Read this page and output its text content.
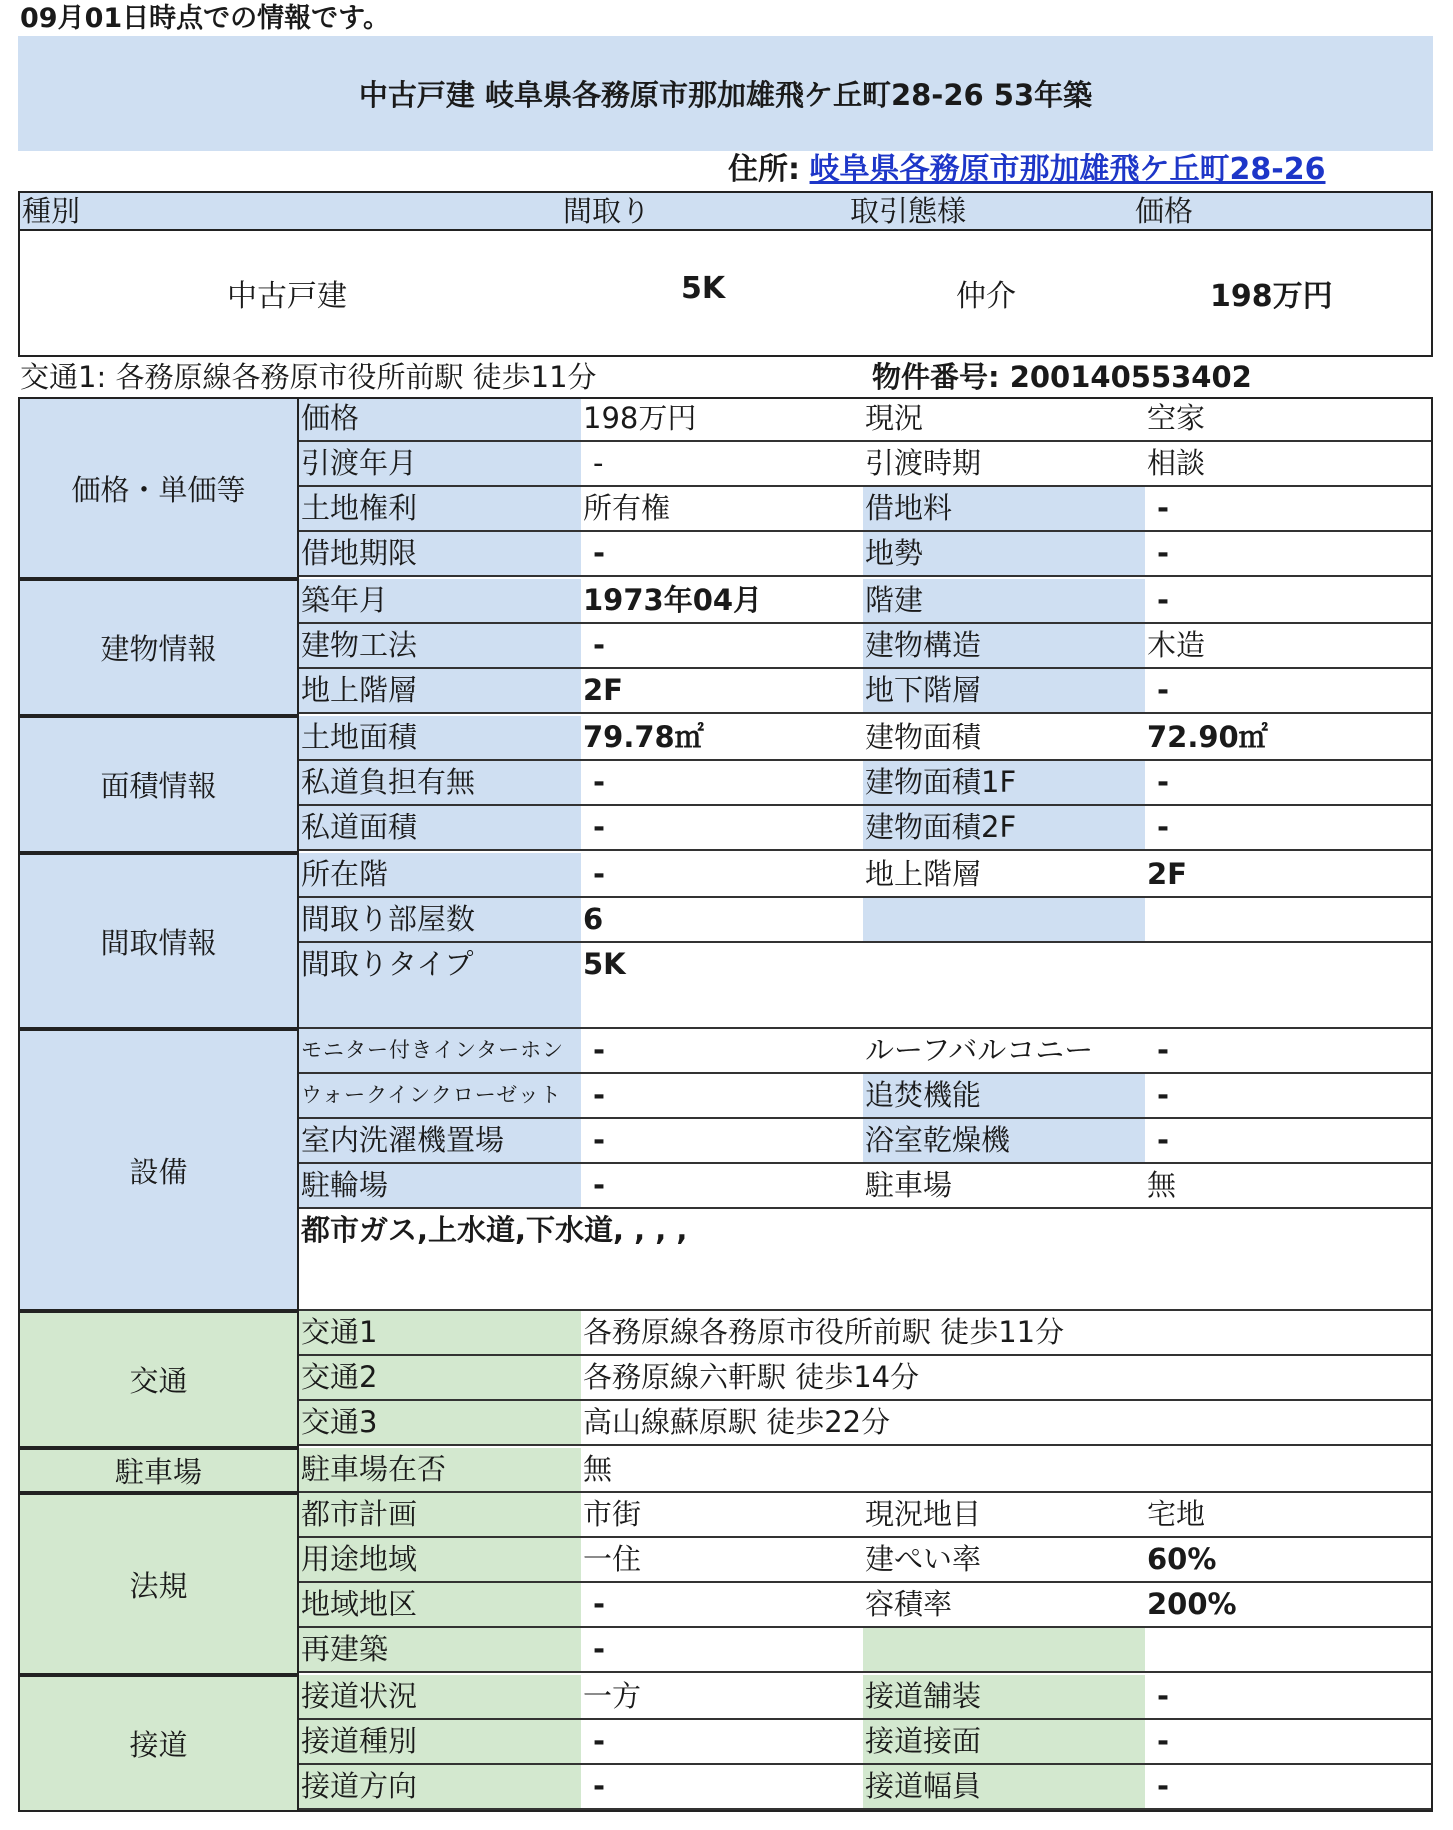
09月01日時点での情報です。
中古戸建 岐阜県各務原市那加雄飛ケ丘町28-26 53年築
住所: 岐阜県各務原市那加雄飛ケ丘町28-26
種別	間取り	取引態様	価格
中古戸建	5K	仲介	198万円
交通1: 各務原線各務原市役所前駅 徒歩11分	物件番号: 200140553402
価格・単価等
価格	198万円	現況	空家
引渡年月	-	引渡時期	相談
土地権利	所有権	借地料	-
借地期限	-	地勢	-
建物情報
築年月	1973年04月	階建	-
建物工法	-	建物構造	木造
地上階層	2F	地下階層	-
面積情報
土地面積	79.78㎡	建物面積	72.90㎡
私道負担有無	-	建物面積1F	-
私道面積	-	建物面積2F	-
間取情報
所在階	-	地上階層	2F
間取り部屋数	6
間取りタイプ	5K
設備
モニター付きインターホン -	ルーフバルコニー	-
ウォークインクローゼット	-	追焚機能	-
室内洗濯機置場	-	浴室乾燥機	-
駐輪場	-	駐車場	無
都市ガス,上水道,下水道, , , ,
交通
交通1	各務原線各務原市役所前駅 徒歩11分
交通2	各務原線六軒駅 徒歩14分
交通3	高山線蘇原駅 徒歩22分
駐車場	駐車場在否	無
法規
都市計画	市街	現況地目	宅地
用途地域	一住	建ぺい率	60%
地域地区	-	容積率	200%
再建築	-
接道
接道状況	一方	接道舗装	-
接道種別	-	接道接面	-
接道方向	-	接道幅員	-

::::

Description of the task: Repeat all of the records verbatim, leaving out the pictures.

Response:
Read this page and output its text content.
09月01日時点での情報です。
中古戸建 岐阜県各務原市那加雄飛ケ丘町28-26 53年築
住所: 岐阜県各務原市那加雄飛ケ丘町28-26
種別	間取り	取引態様	価格
中古戸建	5K	仲介	198万円
交通1: 各務原線各務原市役所前駅 徒歩11分	物件番号: 200140553402
価格・単価等
価格	198万円	現況	空家
引渡年月	-	引渡時期	相談
土地権利	所有権	借地料	-
借地期限	-	地勢	-
建物情報
築年月	1973年04月	階建	-
建物工法	-	建物構造	木造
地上階層	2F	地下階層	-
面積情報
土地面積	79.78㎡	建物面積	72.90㎡
私道負担有無	-	建物面積1F	-
私道面積	-	建物面積2F	-
間取情報
所在階	-	地上階層	2F
間取り部屋数	6
間取りタイプ	5K
設備
モニター付きインターホン -	ルーフバルコニー	-
ウォークインクローゼット	-	追焚機能	-
室内洗濯機置場	-	浴室乾燥機	-
駐輪場	-	駐車場	無
都市ガス,上水道,下水道, , , ,
交通
交通1	各務原線各務原市役所前駅 徒歩11分
交通2	各務原線六軒駅 徒歩14分
交通3	高山線蘇原駅 徒歩22分
駐車場	駐車場在否	無
法規
都市計画	市街	現況地目	宅地
用途地域	一住	建ぺい率	60%
地域地区	-	容積率	200%
再建築	-
接道
接道状況	一方	接道舗装	-
接道種別	-	接道接面	-
接道方向	-	接道幅員	-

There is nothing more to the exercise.